• _RECORDS SHOWN_:
◆ ◆ ◆ ◆ ◆

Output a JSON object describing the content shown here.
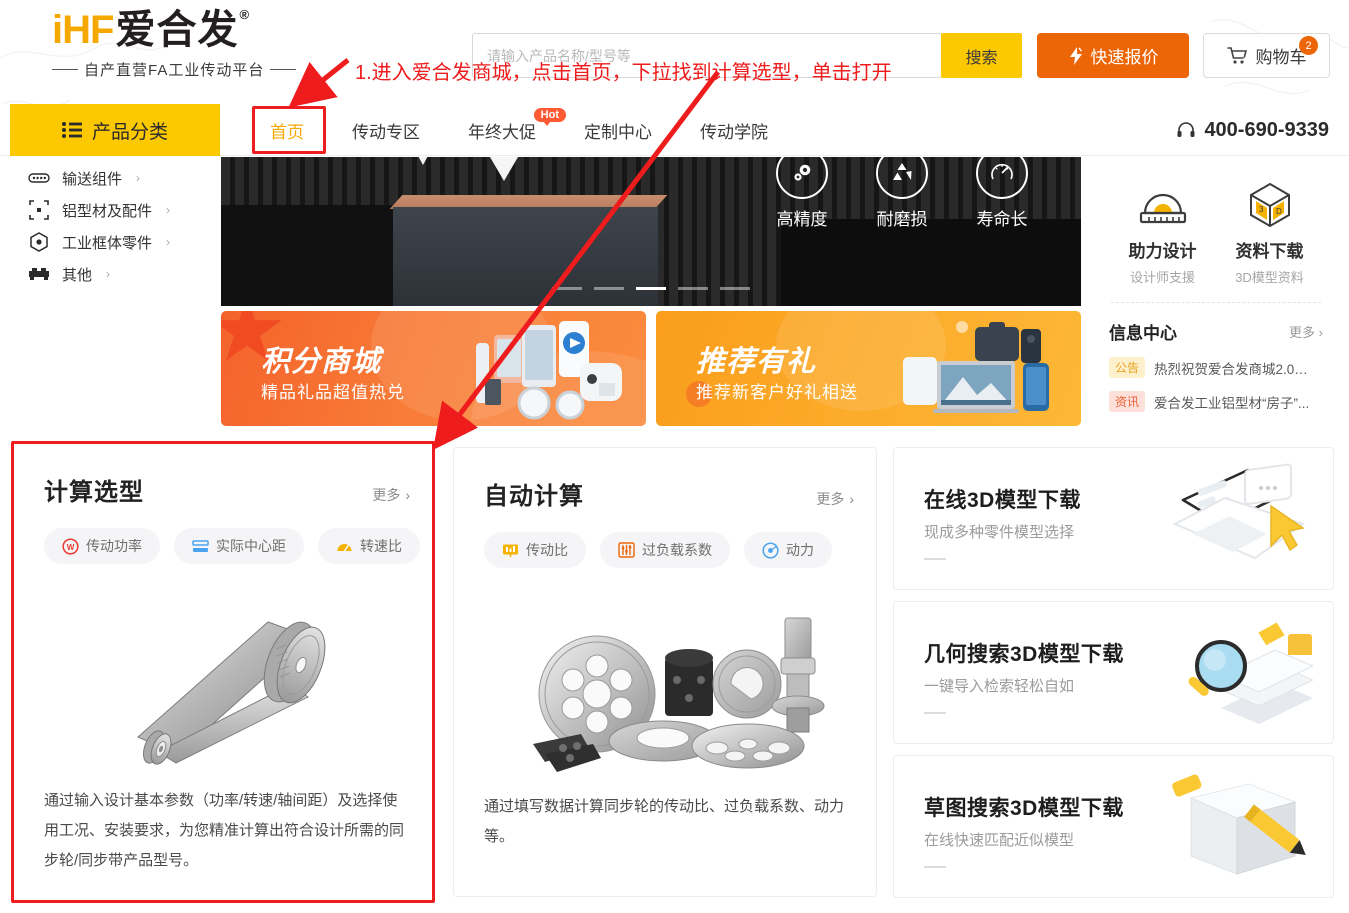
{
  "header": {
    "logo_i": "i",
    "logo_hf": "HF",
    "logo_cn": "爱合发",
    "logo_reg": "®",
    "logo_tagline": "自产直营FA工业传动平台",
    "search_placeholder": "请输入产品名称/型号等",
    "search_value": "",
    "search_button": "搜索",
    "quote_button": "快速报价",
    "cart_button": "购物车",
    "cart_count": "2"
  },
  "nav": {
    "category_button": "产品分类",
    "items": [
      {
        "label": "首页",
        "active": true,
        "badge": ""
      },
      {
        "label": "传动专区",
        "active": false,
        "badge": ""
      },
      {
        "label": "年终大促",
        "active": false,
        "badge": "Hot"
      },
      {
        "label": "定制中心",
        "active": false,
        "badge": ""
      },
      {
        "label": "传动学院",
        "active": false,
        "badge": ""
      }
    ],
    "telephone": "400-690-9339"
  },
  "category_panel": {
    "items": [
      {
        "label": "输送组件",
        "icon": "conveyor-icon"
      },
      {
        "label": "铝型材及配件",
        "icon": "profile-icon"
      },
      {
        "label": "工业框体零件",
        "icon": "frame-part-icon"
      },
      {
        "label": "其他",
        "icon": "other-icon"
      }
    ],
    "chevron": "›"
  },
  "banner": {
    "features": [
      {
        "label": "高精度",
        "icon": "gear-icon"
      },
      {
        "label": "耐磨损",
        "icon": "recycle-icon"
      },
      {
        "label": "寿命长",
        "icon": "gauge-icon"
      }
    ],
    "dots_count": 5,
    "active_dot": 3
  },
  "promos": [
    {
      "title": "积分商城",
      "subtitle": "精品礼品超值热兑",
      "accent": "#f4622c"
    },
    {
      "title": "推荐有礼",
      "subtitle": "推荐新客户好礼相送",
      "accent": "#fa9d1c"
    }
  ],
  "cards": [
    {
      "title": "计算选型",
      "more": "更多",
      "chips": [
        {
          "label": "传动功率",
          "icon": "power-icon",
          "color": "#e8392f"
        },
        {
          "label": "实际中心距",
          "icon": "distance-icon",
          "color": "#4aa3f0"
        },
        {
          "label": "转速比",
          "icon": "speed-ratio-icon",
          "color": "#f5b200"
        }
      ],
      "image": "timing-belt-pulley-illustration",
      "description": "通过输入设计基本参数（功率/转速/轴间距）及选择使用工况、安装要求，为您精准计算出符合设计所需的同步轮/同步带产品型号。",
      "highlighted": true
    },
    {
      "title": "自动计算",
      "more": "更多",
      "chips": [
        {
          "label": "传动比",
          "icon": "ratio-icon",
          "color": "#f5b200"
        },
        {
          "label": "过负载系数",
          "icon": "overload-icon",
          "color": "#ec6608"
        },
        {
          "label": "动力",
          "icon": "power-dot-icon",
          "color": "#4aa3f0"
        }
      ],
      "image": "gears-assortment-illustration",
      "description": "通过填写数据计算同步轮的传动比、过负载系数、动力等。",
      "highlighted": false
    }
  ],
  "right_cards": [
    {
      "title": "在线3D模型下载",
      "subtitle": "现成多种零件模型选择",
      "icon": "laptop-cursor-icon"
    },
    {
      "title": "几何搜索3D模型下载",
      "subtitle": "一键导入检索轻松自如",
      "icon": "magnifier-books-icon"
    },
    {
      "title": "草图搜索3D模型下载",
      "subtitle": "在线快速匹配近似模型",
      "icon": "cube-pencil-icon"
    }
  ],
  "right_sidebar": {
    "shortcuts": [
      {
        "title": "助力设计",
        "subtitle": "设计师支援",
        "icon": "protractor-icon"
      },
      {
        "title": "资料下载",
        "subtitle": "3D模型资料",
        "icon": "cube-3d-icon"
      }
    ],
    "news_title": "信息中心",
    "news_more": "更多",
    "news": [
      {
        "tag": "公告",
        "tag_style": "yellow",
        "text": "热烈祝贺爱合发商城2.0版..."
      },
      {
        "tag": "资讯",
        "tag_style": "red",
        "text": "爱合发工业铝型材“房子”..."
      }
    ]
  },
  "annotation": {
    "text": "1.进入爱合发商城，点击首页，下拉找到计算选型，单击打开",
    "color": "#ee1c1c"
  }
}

◆ ◆ ◆ ◆ ◆

• _WHAT IS BEING ASKED_:
Write out every entry again word for word, without any of the pictures.

• _SOLVED EXERCISE_:
Output a JSON object describing the content shown here.
{
  "header": {
    "logo_i": "i",
    "logo_hf": "HF",
    "logo_cn": "爱合发",
    "logo_reg": "®",
    "logo_tagline": "自产直营FA工业传动平台",
    "search_placeholder": "请输入产品名称/型号等",
    "search_value": "",
    "search_button": "搜索",
    "quote_button": "快速报价",
    "cart_button": "购物车",
    "cart_count": "2"
  },
  "nav": {
    "category_button": "产品分类",
    "items": [
      {
        "label": "首页",
        "active": true,
        "badge": ""
      },
      {
        "label": "传动专区",
        "active": false,
        "badge": ""
      },
      {
        "label": "年终大促",
        "active": false,
        "badge": "Hot"
      },
      {
        "label": "定制中心",
        "active": false,
        "badge": ""
      },
      {
        "label": "传动学院",
        "active": false,
        "badge": ""
      }
    ],
    "telephone": "400-690-9339"
  },
  "category_panel": {
    "items": [
      {
        "label": "输送组件",
        "icon": "conveyor-icon"
      },
      {
        "label": "铝型材及配件",
        "icon": "profile-icon"
      },
      {
        "label": "工业框体零件",
        "icon": "frame-part-icon"
      },
      {
        "label": "其他",
        "icon": "other-icon"
      }
    ],
    "chevron": "›"
  },
  "banner": {
    "features": [
      {
        "label": "高精度",
        "icon": "gear-icon"
      },
      {
        "label": "耐磨损",
        "icon": "recycle-icon"
      },
      {
        "label": "寿命长",
        "icon": "gauge-icon"
      }
    ],
    "dots_count": 5,
    "active_dot": 3
  },
  "promos": [
    {
      "title": "积分商城",
      "subtitle": "精品礼品超值热兑",
      "accent": "#f4622c"
    },
    {
      "title": "推荐有礼",
      "subtitle": "推荐新客户好礼相送",
      "accent": "#fa9d1c"
    }
  ],
  "cards": [
    {
      "title": "计算选型",
      "more": "更多",
      "chips": [
        {
          "label": "传动功率",
          "icon": "power-icon",
          "color": "#e8392f"
        },
        {
          "label": "实际中心距",
          "icon": "distance-icon",
          "color": "#4aa3f0"
        },
        {
          "label": "转速比",
          "icon": "speed-ratio-icon",
          "color": "#f5b200"
        }
      ],
      "image": "timing-belt-pulley-illustration",
      "description": "通过输入设计基本参数（功率/转速/轴间距）及选择使用工况、安装要求，为您精准计算出符合设计所需的同步轮/同步带产品型号。",
      "highlighted": true
    },
    {
      "title": "自动计算",
      "more": "更多",
      "chips": [
        {
          "label": "传动比",
          "icon": "ratio-icon",
          "color": "#f5b200"
        },
        {
          "label": "过负载系数",
          "icon": "overload-icon",
          "color": "#ec6608"
        },
        {
          "label": "动力",
          "icon": "power-dot-icon",
          "color": "#4aa3f0"
        }
      ],
      "image": "gears-assortment-illustration",
      "description": "通过填写数据计算同步轮的传动比、过负载系数、动力等。",
      "highlighted": false
    }
  ],
  "right_cards": [
    {
      "title": "在线3D模型下载",
      "subtitle": "现成多种零件模型选择",
      "icon": "laptop-cursor-icon"
    },
    {
      "title": "几何搜索3D模型下载",
      "subtitle": "一键导入检索轻松自如",
      "icon": "magnifier-books-icon"
    },
    {
      "title": "草图搜索3D模型下载",
      "subtitle": "在线快速匹配近似模型",
      "icon": "cube-pencil-icon"
    }
  ],
  "right_sidebar": {
    "shortcuts": [
      {
        "title": "助力设计",
        "subtitle": "设计师支援",
        "icon": "protractor-icon"
      },
      {
        "title": "资料下载",
        "subtitle": "3D模型资料",
        "icon": "cube-3d-icon"
      }
    ],
    "news_title": "信息中心",
    "news_more": "更多",
    "news": [
      {
        "tag": "公告",
        "tag_style": "yellow",
        "text": "热烈祝贺爱合发商城2.0版..."
      },
      {
        "tag": "资讯",
        "tag_style": "red",
        "text": "爱合发工业铝型材“房子”..."
      }
    ]
  },
  "annotation": {
    "text": "1.进入爱合发商城，点击首页，下拉找到计算选型，单击打开",
    "color": "#ee1c1c"
  }
}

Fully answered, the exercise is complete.